## DIRECTIONS
Sort through the data and copy the lines holding the word "name".

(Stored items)
****
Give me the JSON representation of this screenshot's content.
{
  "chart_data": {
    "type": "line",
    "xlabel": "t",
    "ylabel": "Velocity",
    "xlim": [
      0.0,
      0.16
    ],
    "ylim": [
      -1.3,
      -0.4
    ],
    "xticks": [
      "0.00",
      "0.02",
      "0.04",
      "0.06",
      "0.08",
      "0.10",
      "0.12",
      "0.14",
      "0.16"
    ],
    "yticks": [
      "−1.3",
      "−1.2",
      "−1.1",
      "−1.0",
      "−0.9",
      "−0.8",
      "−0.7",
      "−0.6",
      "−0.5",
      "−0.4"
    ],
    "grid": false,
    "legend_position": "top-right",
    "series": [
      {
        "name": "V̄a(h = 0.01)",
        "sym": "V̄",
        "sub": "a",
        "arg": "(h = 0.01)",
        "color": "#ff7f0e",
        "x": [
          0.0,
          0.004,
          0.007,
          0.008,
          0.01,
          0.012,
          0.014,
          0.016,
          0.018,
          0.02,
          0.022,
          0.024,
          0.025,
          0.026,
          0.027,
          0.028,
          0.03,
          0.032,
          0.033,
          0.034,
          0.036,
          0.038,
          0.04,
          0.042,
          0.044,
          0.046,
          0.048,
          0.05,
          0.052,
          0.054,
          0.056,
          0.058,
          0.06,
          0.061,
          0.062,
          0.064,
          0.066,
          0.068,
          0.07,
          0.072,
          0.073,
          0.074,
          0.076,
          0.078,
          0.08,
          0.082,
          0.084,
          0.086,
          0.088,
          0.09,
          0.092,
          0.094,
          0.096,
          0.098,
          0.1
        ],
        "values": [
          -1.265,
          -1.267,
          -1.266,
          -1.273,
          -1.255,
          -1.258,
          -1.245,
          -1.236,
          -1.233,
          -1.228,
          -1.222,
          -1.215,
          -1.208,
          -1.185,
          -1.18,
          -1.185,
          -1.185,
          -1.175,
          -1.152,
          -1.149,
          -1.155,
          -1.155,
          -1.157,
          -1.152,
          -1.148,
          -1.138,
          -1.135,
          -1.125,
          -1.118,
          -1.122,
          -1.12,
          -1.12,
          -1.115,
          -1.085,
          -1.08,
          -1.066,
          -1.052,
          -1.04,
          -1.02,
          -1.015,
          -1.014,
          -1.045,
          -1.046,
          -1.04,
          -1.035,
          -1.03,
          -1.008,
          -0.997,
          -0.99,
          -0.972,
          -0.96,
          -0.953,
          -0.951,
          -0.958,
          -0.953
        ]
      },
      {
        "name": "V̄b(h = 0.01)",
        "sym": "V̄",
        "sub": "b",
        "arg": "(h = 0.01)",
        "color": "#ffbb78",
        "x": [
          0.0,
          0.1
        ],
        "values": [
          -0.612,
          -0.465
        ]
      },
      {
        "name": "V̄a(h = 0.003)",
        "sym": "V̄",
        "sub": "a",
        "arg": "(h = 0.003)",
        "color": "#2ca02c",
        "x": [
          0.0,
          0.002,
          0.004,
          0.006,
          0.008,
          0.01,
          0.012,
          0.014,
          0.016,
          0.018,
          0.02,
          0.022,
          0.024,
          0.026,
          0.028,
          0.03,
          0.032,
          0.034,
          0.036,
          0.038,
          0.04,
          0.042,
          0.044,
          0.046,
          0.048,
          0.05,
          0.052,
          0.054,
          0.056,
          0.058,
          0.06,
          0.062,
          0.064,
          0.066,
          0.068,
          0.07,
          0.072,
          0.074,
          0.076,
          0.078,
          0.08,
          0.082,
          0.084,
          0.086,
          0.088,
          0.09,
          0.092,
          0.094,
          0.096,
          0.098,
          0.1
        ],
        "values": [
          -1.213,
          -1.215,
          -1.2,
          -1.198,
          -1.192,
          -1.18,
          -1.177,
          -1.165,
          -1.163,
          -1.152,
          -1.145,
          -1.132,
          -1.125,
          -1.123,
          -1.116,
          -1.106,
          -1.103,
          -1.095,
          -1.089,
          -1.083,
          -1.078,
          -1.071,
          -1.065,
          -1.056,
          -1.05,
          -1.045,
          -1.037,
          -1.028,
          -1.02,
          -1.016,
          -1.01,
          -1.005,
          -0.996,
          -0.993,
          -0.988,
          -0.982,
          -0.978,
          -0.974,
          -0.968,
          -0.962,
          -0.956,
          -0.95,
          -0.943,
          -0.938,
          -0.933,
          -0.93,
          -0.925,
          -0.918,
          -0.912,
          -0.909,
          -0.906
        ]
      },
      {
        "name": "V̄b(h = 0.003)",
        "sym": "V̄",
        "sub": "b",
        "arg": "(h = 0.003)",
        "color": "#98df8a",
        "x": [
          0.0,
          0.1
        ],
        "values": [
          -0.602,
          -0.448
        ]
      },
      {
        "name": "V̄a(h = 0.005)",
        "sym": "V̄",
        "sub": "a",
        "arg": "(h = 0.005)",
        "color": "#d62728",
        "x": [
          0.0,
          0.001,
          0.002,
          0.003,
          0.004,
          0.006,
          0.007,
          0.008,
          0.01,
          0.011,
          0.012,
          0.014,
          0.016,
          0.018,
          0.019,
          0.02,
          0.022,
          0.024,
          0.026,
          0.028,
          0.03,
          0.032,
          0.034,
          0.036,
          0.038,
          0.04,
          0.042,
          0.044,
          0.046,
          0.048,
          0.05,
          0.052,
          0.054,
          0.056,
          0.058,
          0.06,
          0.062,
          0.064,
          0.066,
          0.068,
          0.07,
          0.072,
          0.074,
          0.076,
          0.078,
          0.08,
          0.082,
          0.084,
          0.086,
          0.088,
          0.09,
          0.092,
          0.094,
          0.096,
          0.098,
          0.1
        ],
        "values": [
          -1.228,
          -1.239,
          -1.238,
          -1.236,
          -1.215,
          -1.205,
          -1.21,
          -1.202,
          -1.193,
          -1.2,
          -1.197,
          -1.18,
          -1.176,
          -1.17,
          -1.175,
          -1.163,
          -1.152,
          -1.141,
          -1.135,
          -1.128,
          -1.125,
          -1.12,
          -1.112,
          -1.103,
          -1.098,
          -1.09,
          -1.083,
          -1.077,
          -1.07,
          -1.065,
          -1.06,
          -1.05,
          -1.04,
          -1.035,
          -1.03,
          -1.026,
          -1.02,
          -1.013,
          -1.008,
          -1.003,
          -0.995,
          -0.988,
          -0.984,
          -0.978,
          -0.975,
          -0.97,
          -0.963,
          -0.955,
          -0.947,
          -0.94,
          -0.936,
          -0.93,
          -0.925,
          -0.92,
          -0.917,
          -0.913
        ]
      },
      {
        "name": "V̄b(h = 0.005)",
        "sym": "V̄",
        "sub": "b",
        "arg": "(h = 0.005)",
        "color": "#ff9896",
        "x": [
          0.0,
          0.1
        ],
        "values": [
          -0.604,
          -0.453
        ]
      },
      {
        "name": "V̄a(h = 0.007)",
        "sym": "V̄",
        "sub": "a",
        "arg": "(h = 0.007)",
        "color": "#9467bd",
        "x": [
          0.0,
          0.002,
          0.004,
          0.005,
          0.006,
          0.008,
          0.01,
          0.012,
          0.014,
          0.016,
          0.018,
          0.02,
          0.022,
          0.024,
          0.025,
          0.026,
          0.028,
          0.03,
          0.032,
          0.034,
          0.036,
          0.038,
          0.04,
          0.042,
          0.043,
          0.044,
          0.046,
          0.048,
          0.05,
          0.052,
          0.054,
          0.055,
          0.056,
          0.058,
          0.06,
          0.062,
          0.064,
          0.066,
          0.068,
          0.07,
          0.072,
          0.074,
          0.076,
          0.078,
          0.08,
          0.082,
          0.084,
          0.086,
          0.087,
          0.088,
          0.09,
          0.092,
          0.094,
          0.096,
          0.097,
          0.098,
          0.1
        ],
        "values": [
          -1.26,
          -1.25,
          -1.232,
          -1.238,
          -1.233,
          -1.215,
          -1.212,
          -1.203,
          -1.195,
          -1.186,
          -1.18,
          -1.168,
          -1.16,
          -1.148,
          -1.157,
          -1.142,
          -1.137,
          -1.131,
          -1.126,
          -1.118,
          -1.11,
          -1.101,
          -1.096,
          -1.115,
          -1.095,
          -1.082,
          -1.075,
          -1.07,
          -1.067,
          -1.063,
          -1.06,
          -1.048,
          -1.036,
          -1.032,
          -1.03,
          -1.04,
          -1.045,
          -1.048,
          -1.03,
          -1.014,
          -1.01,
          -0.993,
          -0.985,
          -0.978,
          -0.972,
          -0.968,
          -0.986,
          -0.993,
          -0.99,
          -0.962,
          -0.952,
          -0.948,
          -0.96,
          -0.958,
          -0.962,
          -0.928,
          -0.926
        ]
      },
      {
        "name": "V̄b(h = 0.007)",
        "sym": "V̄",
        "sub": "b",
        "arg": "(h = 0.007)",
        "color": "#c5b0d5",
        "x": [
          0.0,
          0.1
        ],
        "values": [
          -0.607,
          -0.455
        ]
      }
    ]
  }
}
****
## WRITTEN ANSWER
        "name": "V̄a(h = 0.01)",
        "name": "V̄b(h = 0.01)",
        "name": "V̄a(h = 0.003)",
        "name": "V̄b(h = 0.003)",
        "name": "V̄a(h = 0.005)",
        "name": "V̄b(h = 0.005)",
        "name": "V̄a(h = 0.007)",
        "name": "V̄b(h = 0.007)",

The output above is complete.